WHAT TO PRODUCE: Take the data below and repeat it exactly.

RECORDS PROVIDED:
● ● ●

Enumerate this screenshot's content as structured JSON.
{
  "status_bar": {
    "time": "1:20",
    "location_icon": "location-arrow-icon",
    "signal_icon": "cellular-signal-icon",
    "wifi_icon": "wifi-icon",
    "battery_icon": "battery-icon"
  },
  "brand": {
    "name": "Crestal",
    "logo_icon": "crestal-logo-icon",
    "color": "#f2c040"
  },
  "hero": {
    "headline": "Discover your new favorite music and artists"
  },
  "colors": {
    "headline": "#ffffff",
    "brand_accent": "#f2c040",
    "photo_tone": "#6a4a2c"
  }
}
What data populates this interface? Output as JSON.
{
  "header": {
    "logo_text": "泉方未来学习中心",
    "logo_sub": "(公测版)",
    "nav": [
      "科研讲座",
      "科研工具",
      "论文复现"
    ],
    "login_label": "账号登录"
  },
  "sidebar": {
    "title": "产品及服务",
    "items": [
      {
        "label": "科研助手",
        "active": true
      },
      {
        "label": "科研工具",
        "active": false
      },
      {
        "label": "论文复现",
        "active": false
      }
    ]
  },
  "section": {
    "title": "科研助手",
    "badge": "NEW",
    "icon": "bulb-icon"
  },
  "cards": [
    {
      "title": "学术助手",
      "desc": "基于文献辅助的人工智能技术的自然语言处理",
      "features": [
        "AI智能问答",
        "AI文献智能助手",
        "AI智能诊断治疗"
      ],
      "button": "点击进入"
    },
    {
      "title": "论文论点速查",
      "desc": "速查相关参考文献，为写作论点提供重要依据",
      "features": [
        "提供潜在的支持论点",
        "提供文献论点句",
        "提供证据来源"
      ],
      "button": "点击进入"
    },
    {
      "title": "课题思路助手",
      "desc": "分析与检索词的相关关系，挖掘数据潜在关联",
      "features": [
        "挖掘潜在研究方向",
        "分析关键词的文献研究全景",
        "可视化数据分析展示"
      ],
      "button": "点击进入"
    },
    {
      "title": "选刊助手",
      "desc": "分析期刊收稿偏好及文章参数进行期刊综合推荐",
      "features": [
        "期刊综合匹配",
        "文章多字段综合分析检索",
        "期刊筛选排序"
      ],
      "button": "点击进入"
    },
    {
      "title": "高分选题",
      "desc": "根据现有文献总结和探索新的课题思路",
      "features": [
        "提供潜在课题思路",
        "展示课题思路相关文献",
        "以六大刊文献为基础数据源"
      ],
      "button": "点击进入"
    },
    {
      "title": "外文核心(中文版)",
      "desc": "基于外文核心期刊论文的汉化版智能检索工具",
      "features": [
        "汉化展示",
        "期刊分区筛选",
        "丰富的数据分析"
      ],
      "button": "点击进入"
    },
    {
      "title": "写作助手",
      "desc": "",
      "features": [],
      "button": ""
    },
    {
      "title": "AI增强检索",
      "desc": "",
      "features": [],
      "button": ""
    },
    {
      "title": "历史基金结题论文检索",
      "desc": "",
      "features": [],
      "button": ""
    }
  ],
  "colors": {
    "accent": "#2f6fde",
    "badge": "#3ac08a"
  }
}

● ● ●

OUTPUT FOR THIS TASK:
Enumerate this screenshot's content as structured JSON.
{
  "status_bar": {
    "time": "1:20",
    "location_icon": "location-arrow-icon",
    "signal_icon": "cellular-signal-icon",
    "wifi_icon": "wifi-icon",
    "battery_icon": "battery-icon"
  },
  "brand": {
    "name": "Crestal",
    "logo_icon": "crestal-logo-icon",
    "color": "#f2c040"
  },
  "hero": {
    "headline": "Discover your new favorite music and artists"
  },
  "colors": {
    "headline": "#ffffff",
    "brand_accent": "#f2c040",
    "photo_tone": "#6a4a2c"
  }
}
What data populates this interface? Output as JSON.
{
  "header": {
    "logo_text": "泉方未来学习中心",
    "logo_sub": "(公测版)",
    "nav": [
      "科研讲座",
      "科研工具",
      "论文复现"
    ],
    "login_label": "账号登录"
  },
  "sidebar": {
    "title": "产品及服务",
    "items": [
      {
        "label": "科研助手",
        "active": true
      },
      {
        "label": "科研工具",
        "active": false
      },
      {
        "label": "论文复现",
        "active": false
      }
    ]
  },
  "section": {
    "title": "科研助手",
    "badge": "NEW",
    "icon": "bulb-icon"
  },
  "cards": [
    {
      "title": "学术助手",
      "desc": "基于文献辅助的人工智能技术的自然语言处理",
      "features": [
        "AI智能问答",
        "AI文献智能助手",
        "AI智能诊断治疗"
      ],
      "button": "点击进入"
    },
    {
      "title": "论文论点速查",
      "desc": "速查相关参考文献，为写作论点提供重要依据",
      "features": [
        "提供潜在的支持论点",
        "提供文献论点句",
        "提供证据来源"
      ],
      "button": "点击进入"
    },
    {
      "title": "课题思路助手",
      "desc": "分析与检索词的相关关系，挖掘数据潜在关联",
      "features": [
        "挖掘潜在研究方向",
        "分析关键词的文献研究全景",
        "可视化数据分析展示"
      ],
      "button": "点击进入"
    },
    {
      "title": "选刊助手",
      "desc": "分析期刊收稿偏好及文章参数进行期刊综合推荐",
      "features": [
        "期刊综合匹配",
        "文章多字段综合分析检索",
        "期刊筛选排序"
      ],
      "button": "点击进入"
    },
    {
      "title": "高分选题",
      "desc": "根据现有文献总结和探索新的课题思路",
      "features": [
        "提供潜在课题思路",
        "展示课题思路相关文献",
        "以六大刊文献为基础数据源"
      ],
      "button": "点击进入"
    },
    {
      "title": "外文核心(中文版)",
      "desc": "基于外文核心期刊论文的汉化版智能检索工具",
      "features": [
        "汉化展示",
        "期刊分区筛选",
        "丰富的数据分析"
      ],
      "button": "点击进入"
    },
    {
      "title": "写作助手",
      "desc": "",
      "features": [],
      "button": ""
    },
    {
      "title": "AI增强检索",
      "desc": "",
      "features": [],
      "button": ""
    },
    {
      "title": "历史基金结题论文检索",
      "desc": "",
      "features": [],
      "button": ""
    }
  ],
  "colors": {
    "accent": "#2f6fde",
    "badge": "#3ac08a"
  }
}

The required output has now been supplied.